What needs to be done: Write out the part of the records that opens with the line containing "- value-cell: [648, 523, 732, 582]" and closes with the line containing "- group-regional: 区域因素: [143, 241, 227, 393]", swapping "grade-header" for "grade-heading" and keeping everything else the same.

[Some records]

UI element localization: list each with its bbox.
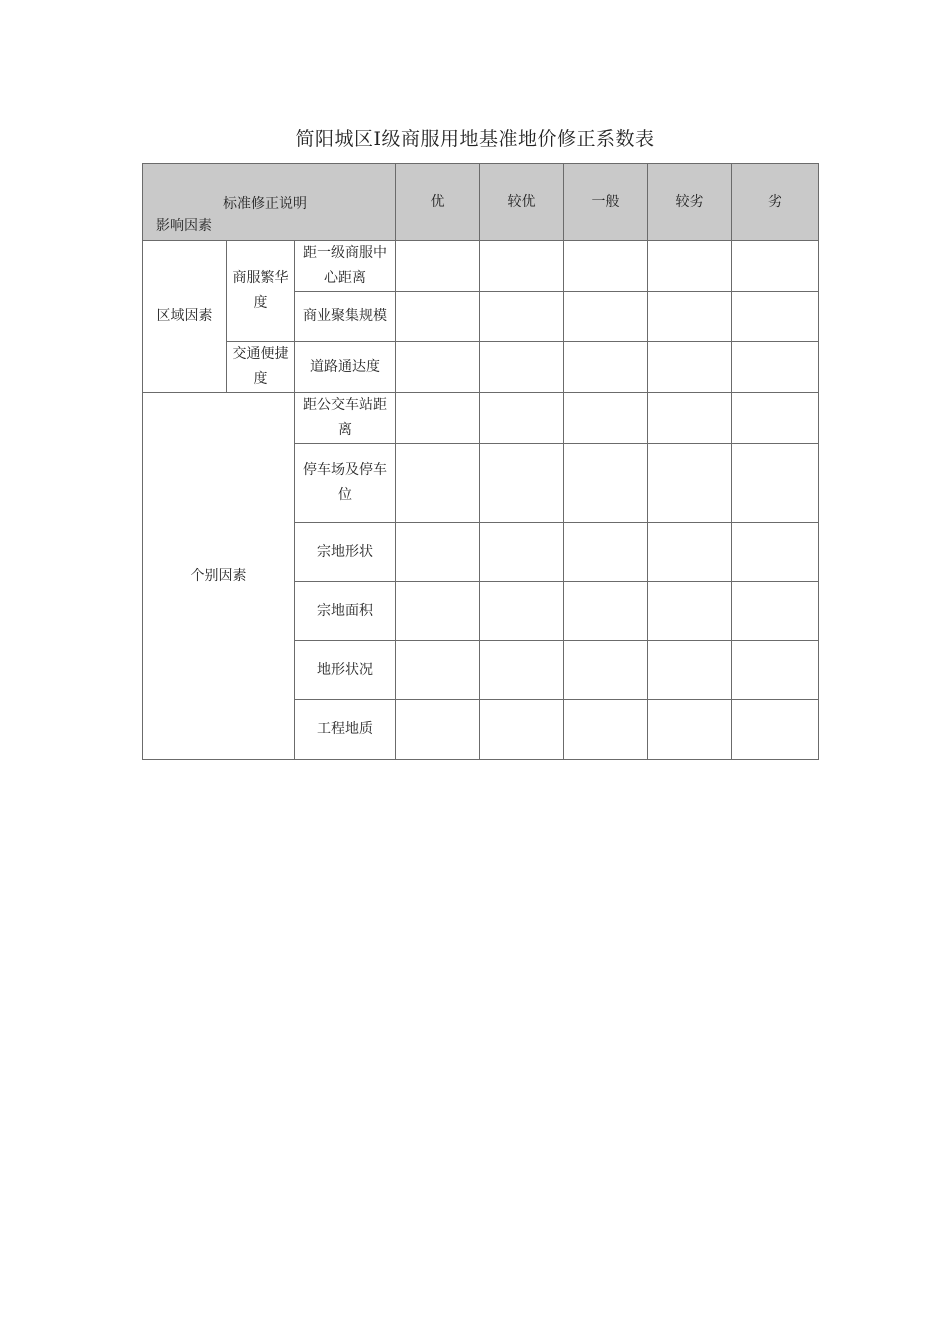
- value-cell: [648, 523, 732, 582]
- grade-header: 劣: [732, 164, 819, 241]
- factor-label: 地形状况: [295, 641, 396, 700]
- value-cell: [480, 700, 564, 760]
- grade-header: 较劣: [648, 164, 732, 241]
- factor-label: 距公交车站距离: [295, 393, 396, 444]
- group-regional: 区域因素: [143, 241, 227, 393]
- factor-label: 工程地质: [295, 700, 396, 760]
- value-cell: [396, 342, 480, 393]
- value-cell: [648, 241, 732, 292]
- value-cell: [732, 292, 819, 342]
- factor-label: 宗地形状: [295, 523, 396, 582]
- value-cell: [732, 523, 819, 582]
- value-cell: [732, 241, 819, 292]
- value-cell: [732, 582, 819, 641]
- value-cell: [480, 523, 564, 582]
- table-row: [143, 241, 819, 292]
- value-cell: [648, 393, 732, 444]
- value-cell: [648, 700, 732, 760]
- value-cell: [564, 292, 648, 342]
- value-cell: [732, 641, 819, 700]
- value-cell: [648, 444, 732, 523]
- subgroup-commercial: 商服繁华度: [227, 241, 295, 342]
- value-cell: [732, 444, 819, 523]
- diagonal-header-cell: [143, 164, 396, 241]
- value-cell: [564, 342, 648, 393]
- value-cell: [648, 641, 732, 700]
- grade-header: 较优: [480, 164, 564, 241]
- value-cell: [732, 700, 819, 760]
- value-cell: [480, 641, 564, 700]
- value-cell: [480, 444, 564, 523]
- value-cell: [564, 582, 648, 641]
- value-cell: [564, 523, 648, 582]
- value-cell: [648, 292, 732, 342]
- value-cell: [396, 641, 480, 700]
- value-cell: [396, 523, 480, 582]
- value-cell: [564, 700, 648, 760]
- header-standard-label: 标准修正说明: [223, 196, 307, 212]
- value-cell: [480, 292, 564, 342]
- value-cell: [396, 241, 480, 292]
- grade-header: 一般: [564, 164, 648, 241]
- factor-label: 商业聚集规模: [295, 292, 396, 342]
- factor-label: 停车场及停车位: [295, 444, 396, 523]
- page-title: 简阳城区Ⅰ级商服用地基准地价修正系数表: [295, 128, 655, 150]
- value-cell: [732, 393, 819, 444]
- factor-label: 距一级商服中心距离: [295, 241, 396, 292]
- value-cell: [648, 342, 732, 393]
- value-cell: [564, 393, 648, 444]
- value-cell: [396, 292, 480, 342]
- value-cell: [564, 241, 648, 292]
- header-factor-label: 影响因素: [156, 218, 212, 234]
- factor-label: 道路通达度: [295, 342, 396, 393]
- value-cell: [480, 241, 564, 292]
- grade-header: 优: [396, 164, 480, 241]
- subgroup-traffic: 交通便捷度: [227, 342, 295, 393]
- table-row: [143, 342, 819, 393]
- group-individual: 个别因素: [143, 393, 295, 760]
- value-cell: [648, 582, 732, 641]
- table-row: [143, 393, 819, 444]
- factor-label: 宗地面积: [295, 582, 396, 641]
- value-cell: [480, 393, 564, 444]
- value-cell: [564, 444, 648, 523]
- value-cell: [396, 582, 480, 641]
- coefficient-table: [142, 163, 819, 760]
- value-cell: [564, 641, 648, 700]
- value-cell: [480, 582, 564, 641]
- value-cell: [396, 700, 480, 760]
- value-cell: [396, 444, 480, 523]
- value-cell: [732, 342, 819, 393]
- header-row: [143, 164, 819, 241]
- value-cell: [480, 342, 564, 393]
- value-cell: [396, 393, 480, 444]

The output:
- value-cell: [648, 523, 732, 582]
- grade-heading: 劣: [732, 164, 819, 241]
- factor-label: 地形状况: [295, 641, 396, 700]
- value-cell: [480, 700, 564, 760]
- grade-heading: 较劣: [648, 164, 732, 241]
- factor-label: 距公交车站距离: [295, 393, 396, 444]
- group-regional: 区域因素: [143, 241, 227, 393]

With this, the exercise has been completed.